REQUIRED TASK: Filter the listing and keep only the lines with the word "this".

Records excerpted from a collection:

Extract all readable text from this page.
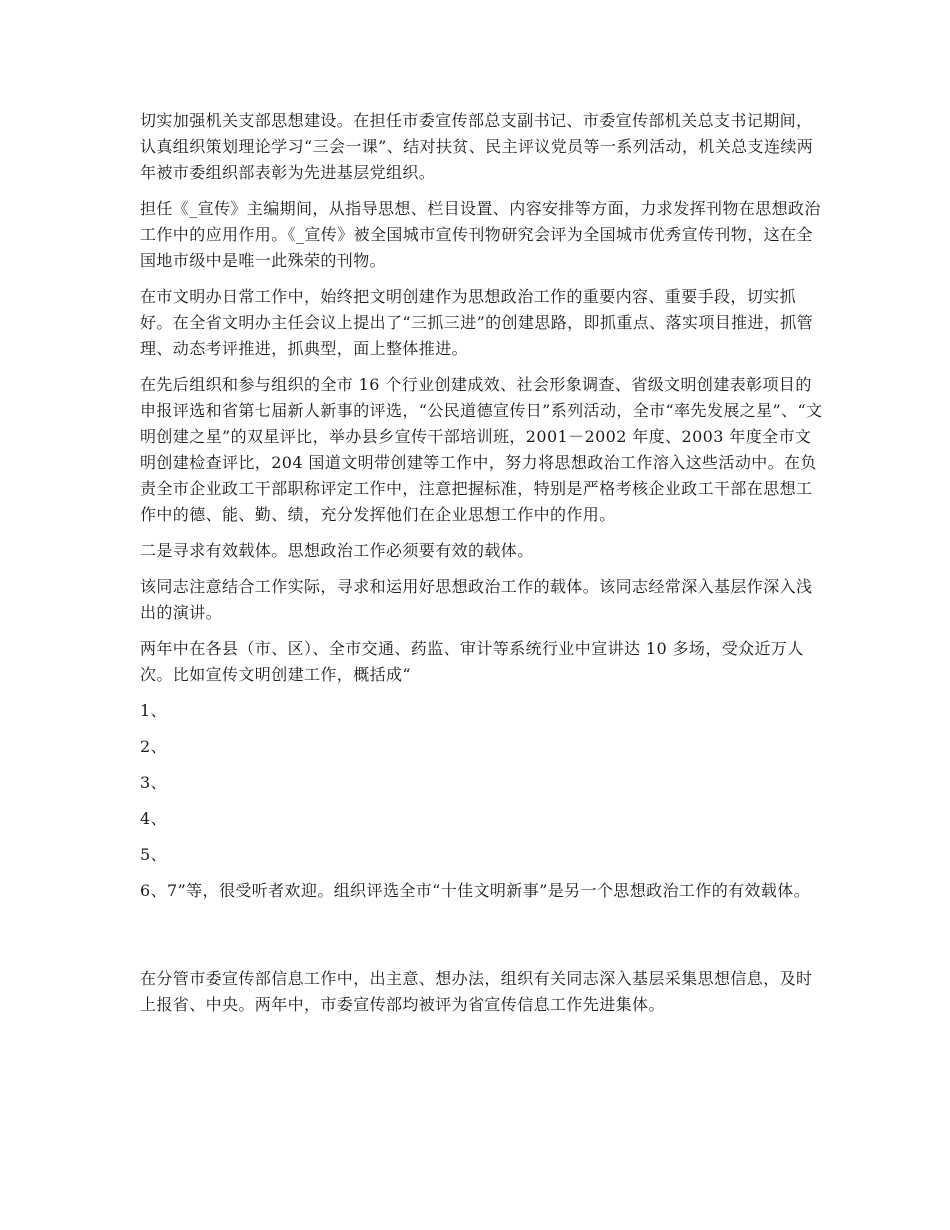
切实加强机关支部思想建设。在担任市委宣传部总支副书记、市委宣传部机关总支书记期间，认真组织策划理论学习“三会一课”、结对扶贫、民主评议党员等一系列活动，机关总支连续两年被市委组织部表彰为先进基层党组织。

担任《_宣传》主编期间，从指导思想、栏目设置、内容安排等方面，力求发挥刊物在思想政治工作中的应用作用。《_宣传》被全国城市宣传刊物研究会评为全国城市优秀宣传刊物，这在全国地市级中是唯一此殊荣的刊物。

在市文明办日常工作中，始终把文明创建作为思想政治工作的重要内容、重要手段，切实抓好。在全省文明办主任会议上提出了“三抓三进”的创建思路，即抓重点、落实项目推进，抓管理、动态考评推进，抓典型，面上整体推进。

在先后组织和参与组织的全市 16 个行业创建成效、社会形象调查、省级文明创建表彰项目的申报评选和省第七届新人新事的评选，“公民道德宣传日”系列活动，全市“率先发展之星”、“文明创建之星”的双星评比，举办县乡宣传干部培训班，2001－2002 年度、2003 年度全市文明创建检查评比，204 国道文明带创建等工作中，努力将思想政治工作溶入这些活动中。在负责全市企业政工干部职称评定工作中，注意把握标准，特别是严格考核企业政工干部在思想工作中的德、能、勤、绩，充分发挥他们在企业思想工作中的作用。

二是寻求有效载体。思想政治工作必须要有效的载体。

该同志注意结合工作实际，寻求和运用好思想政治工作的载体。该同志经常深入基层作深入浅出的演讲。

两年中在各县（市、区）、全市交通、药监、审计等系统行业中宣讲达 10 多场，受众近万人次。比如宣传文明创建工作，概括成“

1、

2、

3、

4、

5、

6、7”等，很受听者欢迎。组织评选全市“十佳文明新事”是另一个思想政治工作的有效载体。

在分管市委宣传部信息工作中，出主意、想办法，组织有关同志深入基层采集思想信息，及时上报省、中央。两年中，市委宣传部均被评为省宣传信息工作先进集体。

--

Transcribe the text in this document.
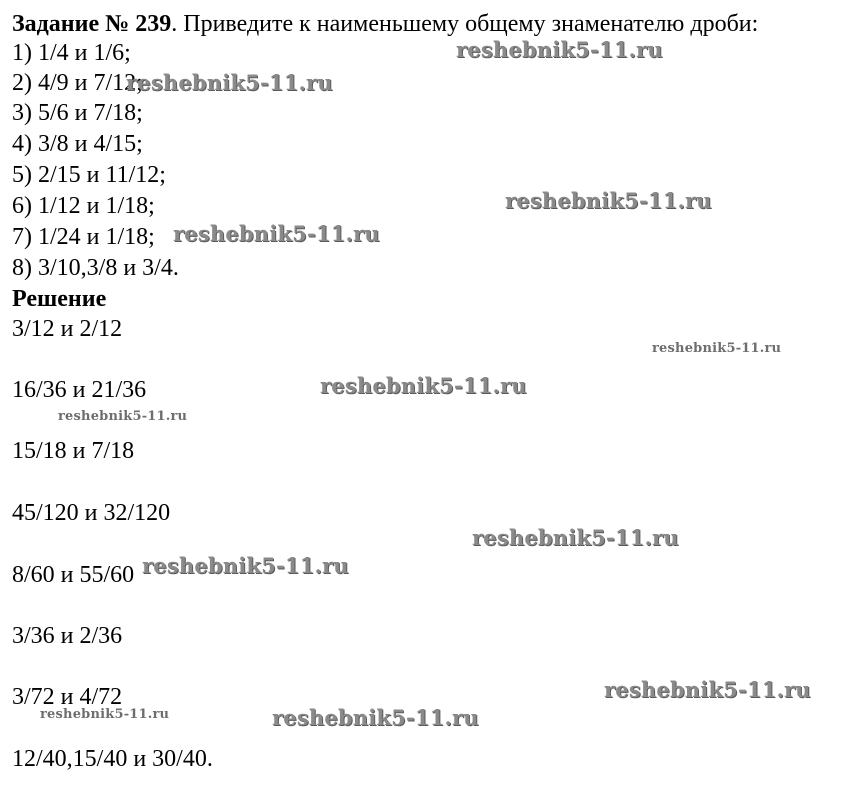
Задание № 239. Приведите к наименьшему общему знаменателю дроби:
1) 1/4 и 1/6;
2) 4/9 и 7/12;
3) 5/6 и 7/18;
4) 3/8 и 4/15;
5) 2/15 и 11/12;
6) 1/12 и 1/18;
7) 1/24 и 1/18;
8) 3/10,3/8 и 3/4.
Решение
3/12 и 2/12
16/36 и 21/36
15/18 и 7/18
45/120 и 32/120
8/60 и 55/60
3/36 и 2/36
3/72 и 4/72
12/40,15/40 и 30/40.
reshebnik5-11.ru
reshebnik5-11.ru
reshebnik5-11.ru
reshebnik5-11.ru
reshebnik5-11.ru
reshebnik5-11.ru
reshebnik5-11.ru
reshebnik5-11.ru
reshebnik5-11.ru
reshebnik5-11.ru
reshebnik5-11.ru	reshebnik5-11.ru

RESPONSE TO THE EXERCISE:
Extract all readable text from this page.
Transcribe the text in this document.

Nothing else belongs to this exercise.